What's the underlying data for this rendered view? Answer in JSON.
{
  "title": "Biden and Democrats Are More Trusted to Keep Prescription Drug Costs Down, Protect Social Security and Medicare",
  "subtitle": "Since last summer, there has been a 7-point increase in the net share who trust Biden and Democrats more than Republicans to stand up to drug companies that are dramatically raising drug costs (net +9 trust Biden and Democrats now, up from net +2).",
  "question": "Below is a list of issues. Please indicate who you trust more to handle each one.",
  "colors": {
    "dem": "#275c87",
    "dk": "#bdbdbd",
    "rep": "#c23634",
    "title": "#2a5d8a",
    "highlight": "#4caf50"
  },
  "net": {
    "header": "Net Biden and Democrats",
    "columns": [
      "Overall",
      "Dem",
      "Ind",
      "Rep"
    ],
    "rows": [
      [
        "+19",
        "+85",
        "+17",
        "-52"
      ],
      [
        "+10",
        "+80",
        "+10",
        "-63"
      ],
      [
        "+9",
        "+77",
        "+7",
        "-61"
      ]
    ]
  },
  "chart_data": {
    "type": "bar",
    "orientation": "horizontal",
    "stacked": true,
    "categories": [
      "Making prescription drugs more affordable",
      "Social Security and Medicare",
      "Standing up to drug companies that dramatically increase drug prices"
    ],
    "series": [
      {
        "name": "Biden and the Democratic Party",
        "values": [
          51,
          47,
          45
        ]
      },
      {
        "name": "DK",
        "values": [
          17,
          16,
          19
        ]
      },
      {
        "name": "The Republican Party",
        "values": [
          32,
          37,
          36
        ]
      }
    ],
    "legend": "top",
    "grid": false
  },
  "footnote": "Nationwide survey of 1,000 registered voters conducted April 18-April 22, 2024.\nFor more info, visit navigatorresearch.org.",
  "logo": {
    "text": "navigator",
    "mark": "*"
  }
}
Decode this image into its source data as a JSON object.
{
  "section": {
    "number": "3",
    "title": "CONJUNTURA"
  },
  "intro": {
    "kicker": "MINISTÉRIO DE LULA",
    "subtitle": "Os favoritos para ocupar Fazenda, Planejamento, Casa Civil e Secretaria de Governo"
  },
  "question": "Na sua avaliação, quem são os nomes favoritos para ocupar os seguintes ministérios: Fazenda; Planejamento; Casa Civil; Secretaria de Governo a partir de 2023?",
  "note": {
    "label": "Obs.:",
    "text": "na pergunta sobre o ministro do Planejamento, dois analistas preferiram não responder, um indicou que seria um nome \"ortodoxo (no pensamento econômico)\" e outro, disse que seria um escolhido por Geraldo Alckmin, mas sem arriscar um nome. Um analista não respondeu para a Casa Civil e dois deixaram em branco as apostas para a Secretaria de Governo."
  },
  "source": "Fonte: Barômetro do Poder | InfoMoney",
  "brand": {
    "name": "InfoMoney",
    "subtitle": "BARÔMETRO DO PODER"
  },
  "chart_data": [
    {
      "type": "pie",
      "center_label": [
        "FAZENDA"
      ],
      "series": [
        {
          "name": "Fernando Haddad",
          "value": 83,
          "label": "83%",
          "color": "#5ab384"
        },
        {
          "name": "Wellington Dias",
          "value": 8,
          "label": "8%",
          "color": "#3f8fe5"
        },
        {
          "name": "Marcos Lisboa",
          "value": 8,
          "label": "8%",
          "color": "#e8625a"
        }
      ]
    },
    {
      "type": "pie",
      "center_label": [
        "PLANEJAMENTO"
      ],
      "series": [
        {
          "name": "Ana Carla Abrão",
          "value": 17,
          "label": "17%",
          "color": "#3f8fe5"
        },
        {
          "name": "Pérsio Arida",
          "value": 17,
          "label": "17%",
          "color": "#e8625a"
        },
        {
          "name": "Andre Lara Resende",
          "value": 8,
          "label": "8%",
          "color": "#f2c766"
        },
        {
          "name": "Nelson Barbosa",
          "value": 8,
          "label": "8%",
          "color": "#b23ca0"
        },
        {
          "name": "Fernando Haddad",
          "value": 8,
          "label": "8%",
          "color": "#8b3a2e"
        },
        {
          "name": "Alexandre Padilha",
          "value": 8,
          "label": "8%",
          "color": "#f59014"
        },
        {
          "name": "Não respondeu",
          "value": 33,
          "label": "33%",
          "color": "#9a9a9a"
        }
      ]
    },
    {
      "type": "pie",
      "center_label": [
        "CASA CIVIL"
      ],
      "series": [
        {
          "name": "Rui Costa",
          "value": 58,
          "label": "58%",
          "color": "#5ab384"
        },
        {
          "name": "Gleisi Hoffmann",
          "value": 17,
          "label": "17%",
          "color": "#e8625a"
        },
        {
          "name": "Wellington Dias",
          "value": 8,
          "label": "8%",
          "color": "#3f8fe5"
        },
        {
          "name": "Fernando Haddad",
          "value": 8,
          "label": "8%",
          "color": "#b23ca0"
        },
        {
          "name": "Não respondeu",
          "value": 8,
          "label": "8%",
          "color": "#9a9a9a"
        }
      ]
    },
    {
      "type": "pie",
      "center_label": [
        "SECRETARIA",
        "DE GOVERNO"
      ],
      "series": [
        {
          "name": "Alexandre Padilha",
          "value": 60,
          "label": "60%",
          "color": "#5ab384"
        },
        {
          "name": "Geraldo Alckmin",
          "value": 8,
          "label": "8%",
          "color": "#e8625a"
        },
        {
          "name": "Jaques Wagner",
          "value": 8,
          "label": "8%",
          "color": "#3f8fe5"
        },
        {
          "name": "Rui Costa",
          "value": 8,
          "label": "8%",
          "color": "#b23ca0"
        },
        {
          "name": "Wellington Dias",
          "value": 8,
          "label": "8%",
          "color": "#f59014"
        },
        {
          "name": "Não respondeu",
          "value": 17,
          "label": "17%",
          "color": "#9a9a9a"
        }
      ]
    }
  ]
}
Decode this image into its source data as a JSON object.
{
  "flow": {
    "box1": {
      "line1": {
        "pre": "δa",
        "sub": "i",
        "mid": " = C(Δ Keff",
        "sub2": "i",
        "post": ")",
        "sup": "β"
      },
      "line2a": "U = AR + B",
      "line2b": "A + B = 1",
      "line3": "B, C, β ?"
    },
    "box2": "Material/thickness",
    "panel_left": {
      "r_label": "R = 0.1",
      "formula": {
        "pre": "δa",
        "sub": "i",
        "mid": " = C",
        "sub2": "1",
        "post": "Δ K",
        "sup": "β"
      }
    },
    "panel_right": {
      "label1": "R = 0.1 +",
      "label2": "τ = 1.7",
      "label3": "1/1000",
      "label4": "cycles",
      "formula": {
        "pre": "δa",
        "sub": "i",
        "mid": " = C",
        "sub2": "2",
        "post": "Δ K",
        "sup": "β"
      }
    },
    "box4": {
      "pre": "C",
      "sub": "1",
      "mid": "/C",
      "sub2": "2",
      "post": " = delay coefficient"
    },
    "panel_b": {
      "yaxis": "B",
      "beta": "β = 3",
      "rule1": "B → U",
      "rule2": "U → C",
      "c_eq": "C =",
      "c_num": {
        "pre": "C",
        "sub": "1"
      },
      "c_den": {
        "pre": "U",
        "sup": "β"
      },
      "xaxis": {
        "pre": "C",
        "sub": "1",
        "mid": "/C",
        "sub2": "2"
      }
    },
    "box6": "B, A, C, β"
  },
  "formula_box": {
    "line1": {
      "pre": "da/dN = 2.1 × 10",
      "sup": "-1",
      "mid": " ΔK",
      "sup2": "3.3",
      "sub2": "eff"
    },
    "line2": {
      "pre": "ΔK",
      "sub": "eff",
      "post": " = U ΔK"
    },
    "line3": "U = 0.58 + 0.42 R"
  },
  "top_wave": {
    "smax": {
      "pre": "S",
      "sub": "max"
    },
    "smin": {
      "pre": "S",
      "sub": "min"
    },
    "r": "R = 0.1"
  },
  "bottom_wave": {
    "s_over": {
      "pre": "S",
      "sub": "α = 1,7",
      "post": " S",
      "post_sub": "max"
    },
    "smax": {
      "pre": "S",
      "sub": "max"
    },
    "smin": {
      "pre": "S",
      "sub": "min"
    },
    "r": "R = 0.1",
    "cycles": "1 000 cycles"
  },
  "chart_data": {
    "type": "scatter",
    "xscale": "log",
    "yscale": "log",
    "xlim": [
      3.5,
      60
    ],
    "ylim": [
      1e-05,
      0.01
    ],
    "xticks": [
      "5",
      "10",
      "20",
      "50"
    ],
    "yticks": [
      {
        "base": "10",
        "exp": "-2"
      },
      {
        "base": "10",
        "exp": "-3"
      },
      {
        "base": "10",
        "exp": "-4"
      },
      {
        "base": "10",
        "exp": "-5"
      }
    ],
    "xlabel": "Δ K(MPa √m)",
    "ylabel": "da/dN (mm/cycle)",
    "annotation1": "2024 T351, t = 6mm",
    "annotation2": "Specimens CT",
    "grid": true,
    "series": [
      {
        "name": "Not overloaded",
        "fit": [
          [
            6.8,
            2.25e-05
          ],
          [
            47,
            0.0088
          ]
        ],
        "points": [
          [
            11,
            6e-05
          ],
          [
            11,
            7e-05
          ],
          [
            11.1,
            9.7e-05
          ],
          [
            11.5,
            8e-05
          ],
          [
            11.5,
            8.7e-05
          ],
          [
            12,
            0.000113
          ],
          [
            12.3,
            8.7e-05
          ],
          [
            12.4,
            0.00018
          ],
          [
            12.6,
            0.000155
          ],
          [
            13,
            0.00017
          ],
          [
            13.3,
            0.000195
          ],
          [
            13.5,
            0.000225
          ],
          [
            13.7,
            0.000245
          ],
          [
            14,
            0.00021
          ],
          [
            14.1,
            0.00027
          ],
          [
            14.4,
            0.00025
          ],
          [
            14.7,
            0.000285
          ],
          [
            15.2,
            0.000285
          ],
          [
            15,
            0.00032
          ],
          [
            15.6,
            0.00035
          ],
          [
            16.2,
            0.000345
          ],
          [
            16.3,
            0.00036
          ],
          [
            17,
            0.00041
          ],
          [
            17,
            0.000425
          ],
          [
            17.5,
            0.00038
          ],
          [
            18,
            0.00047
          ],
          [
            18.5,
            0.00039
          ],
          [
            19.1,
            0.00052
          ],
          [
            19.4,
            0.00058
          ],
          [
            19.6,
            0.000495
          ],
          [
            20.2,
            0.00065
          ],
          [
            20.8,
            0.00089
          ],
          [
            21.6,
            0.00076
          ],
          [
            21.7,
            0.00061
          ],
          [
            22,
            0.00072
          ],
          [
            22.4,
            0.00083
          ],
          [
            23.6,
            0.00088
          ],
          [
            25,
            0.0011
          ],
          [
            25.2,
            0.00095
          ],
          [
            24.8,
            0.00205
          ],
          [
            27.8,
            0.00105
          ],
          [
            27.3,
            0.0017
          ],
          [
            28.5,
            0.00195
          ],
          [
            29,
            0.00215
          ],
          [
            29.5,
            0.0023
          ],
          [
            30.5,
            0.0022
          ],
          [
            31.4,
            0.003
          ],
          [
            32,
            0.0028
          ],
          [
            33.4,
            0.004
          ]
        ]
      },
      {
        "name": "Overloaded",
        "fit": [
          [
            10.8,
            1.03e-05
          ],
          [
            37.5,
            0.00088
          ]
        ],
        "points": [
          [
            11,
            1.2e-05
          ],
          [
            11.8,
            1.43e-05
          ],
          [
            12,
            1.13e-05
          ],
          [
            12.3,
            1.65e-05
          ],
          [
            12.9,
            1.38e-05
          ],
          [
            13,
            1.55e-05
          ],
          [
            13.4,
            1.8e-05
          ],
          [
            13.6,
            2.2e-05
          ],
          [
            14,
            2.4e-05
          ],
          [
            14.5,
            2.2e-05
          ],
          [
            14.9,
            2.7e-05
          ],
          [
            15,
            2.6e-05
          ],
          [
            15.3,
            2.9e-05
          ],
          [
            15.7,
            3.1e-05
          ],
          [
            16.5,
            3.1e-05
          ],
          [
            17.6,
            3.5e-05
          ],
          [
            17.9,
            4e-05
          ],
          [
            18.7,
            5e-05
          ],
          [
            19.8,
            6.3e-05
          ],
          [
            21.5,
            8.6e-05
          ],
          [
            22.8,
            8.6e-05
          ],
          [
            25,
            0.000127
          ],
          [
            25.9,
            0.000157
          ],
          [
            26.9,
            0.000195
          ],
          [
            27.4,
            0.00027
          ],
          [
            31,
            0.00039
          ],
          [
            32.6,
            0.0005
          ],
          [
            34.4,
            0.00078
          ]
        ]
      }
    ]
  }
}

--- Prompt ---
Report how many lines contain "Security". Give nothing but the number.

--- Solution ---
2